-- start of INPUT ROWS --

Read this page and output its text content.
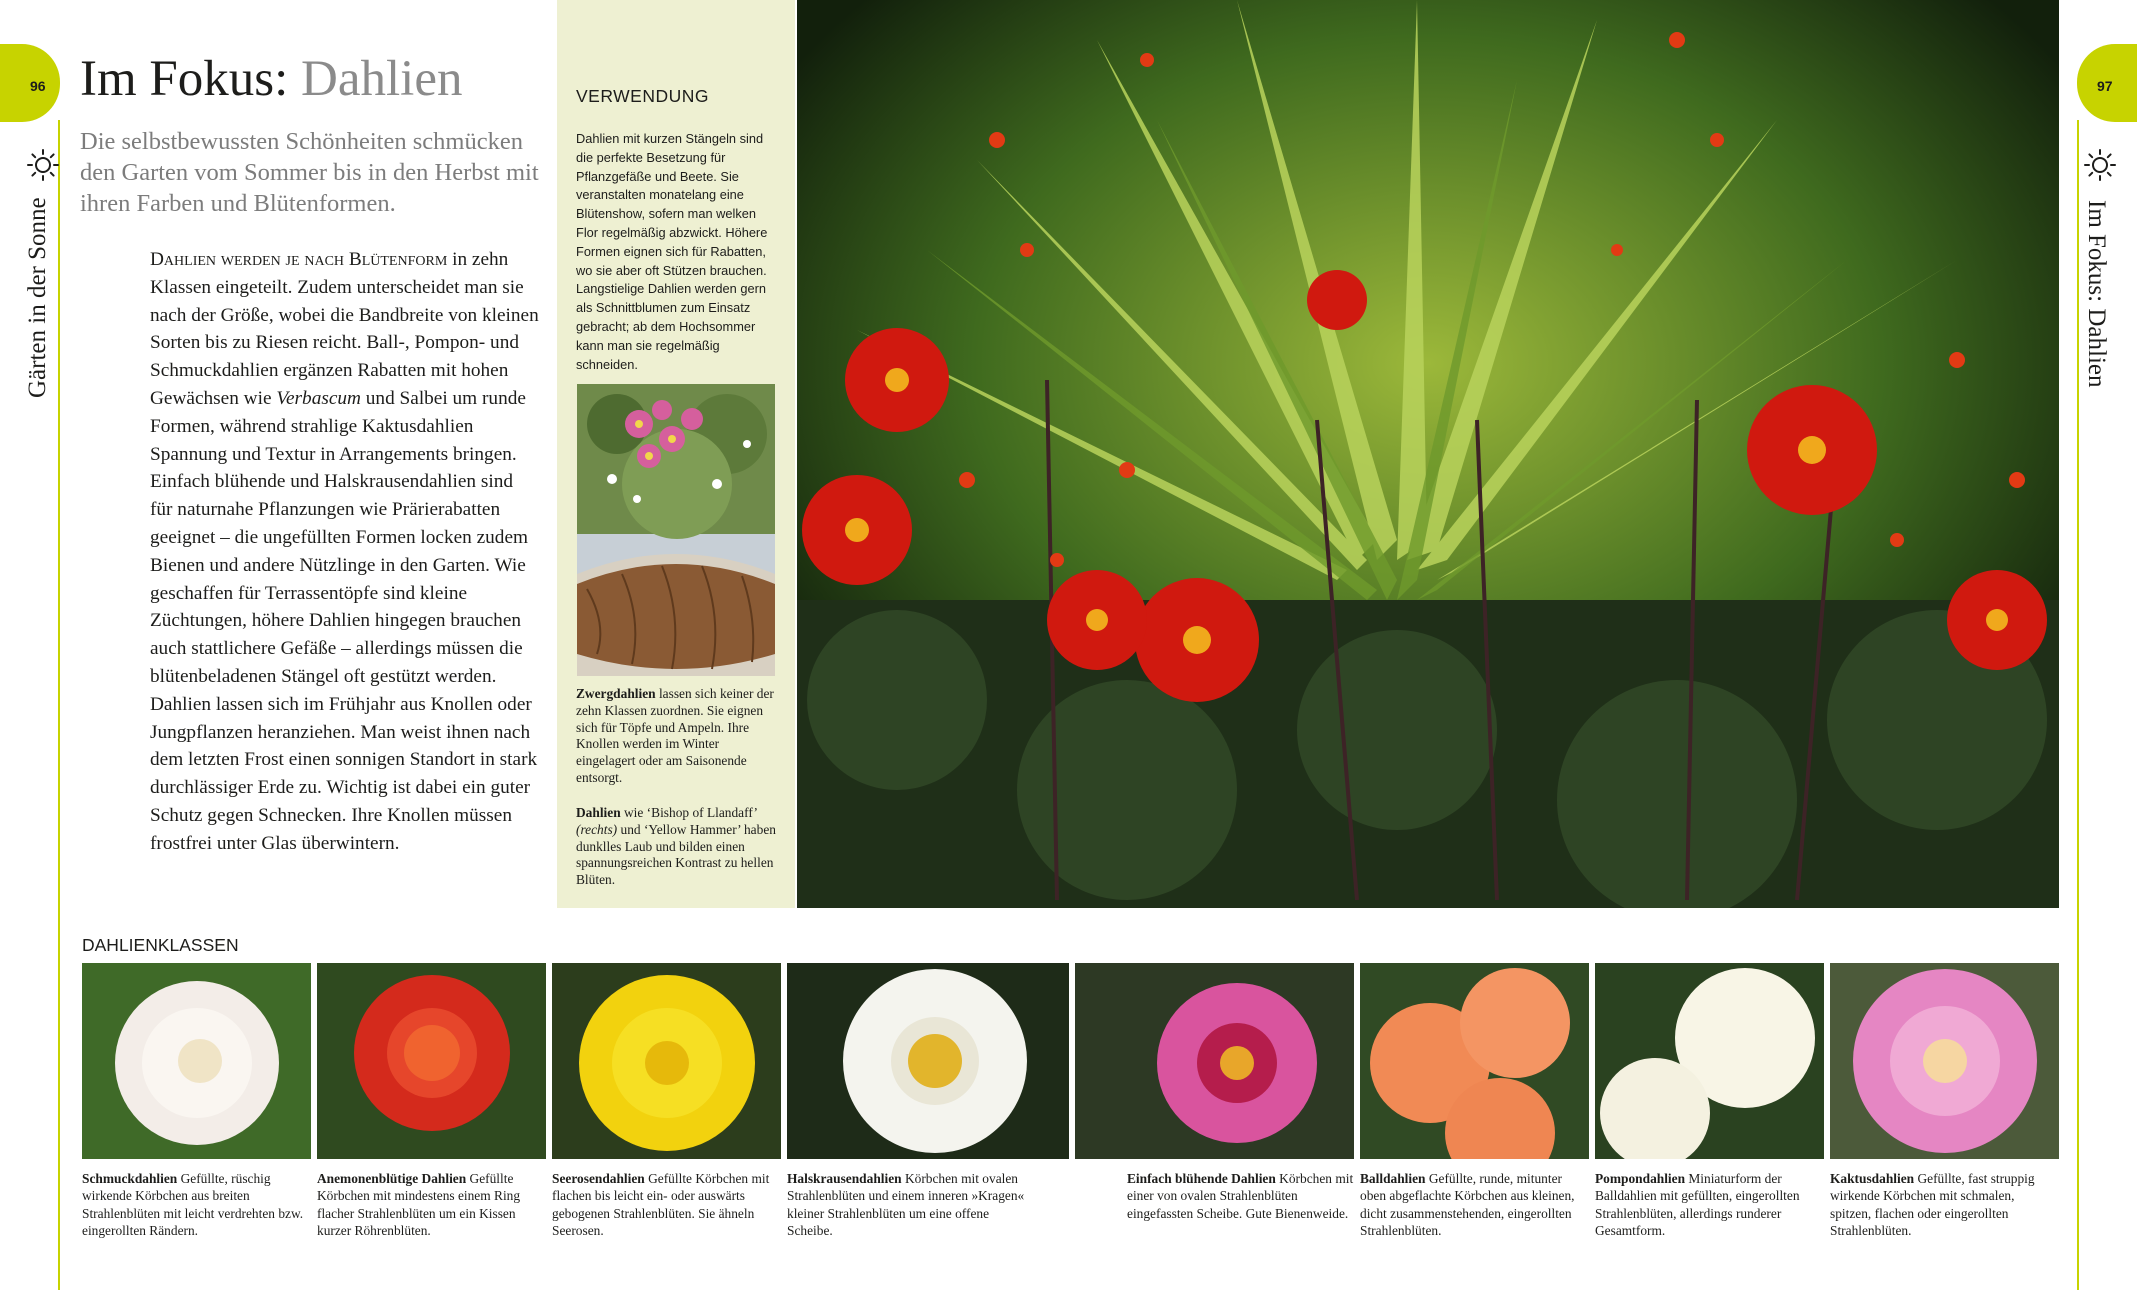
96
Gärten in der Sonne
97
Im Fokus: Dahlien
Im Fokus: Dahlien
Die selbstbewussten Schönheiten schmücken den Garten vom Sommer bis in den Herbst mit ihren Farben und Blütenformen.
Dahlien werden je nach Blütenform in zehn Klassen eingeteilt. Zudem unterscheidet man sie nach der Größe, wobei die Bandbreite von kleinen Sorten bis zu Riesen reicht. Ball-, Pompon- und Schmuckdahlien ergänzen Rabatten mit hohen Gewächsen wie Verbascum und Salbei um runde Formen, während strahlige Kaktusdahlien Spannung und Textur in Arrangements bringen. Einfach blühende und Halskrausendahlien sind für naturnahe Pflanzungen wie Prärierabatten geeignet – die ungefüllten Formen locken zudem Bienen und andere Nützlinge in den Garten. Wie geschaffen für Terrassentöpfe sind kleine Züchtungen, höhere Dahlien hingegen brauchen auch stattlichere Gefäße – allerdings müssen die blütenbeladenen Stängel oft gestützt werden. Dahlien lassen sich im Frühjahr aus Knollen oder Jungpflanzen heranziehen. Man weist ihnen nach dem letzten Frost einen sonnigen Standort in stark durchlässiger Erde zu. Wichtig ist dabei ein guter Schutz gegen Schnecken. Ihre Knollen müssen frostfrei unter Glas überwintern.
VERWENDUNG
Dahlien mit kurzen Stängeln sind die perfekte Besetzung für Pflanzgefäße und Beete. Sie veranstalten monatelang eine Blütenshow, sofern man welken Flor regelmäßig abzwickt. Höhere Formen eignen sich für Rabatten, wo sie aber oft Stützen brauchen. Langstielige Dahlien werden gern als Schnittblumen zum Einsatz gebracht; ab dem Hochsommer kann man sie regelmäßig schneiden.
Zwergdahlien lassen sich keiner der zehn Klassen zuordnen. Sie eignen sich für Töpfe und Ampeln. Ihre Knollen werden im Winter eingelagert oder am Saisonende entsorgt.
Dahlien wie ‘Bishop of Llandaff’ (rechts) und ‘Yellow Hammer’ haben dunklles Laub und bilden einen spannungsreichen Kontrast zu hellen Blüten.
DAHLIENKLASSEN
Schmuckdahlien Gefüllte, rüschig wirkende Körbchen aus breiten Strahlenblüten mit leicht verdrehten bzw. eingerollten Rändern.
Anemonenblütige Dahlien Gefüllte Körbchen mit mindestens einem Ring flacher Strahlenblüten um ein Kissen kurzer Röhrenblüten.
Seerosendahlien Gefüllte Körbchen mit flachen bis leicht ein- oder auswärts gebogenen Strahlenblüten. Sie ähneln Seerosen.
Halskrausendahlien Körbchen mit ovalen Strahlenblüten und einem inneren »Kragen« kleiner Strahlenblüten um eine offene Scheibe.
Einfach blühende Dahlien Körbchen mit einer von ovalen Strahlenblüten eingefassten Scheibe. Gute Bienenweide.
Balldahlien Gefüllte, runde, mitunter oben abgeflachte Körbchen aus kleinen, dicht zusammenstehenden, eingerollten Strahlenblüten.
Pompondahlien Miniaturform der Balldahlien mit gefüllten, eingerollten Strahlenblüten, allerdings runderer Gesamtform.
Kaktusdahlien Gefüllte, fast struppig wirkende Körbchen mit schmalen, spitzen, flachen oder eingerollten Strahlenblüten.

-- end of INPUT ROWS --

Look through the entries above; copy each line where the string "Strahlenblüten" appears.

» THE RESULT:
Schmuckdahlien Gefüllte, rüschig wirkende Körbchen aus breiten Strahlenblüten mit leicht verdrehten bzw. eingerollten Rändern.
Anemonenblütige Dahlien Gefüllte Körbchen mit mindestens einem Ring flacher Strahlenblüten um ein Kissen kurzer Röhrenblüten.
Seerosendahlien Gefüllte Körbchen mit flachen bis leicht ein- oder auswärts gebogenen Strahlenblüten. Sie ähneln Seerosen.
Halskrausendahlien Körbchen mit ovalen Strahlenblüten und einem inneren »Kragen« kleiner Strahlenblüten um eine offene Scheibe.
Einfach blühende Dahlien Körbchen mit einer von ovalen Strahlenblüten eingefassten Scheibe. Gute Bienenweide.
Balldahlien Gefüllte, runde, mitunter oben abgeflachte Körbchen aus kleinen, dicht zusammenstehenden, eingerollten Strahlenblüten.
Pompondahlien Miniaturform der Balldahlien mit gefüllten, eingerollten Strahlenblüten, allerdings runderer Gesamtform.
Kaktusdahlien Gefüllte, fast struppig wirkende Körbchen mit schmalen, spitzen, flachen oder eingerollten Strahlenblüten.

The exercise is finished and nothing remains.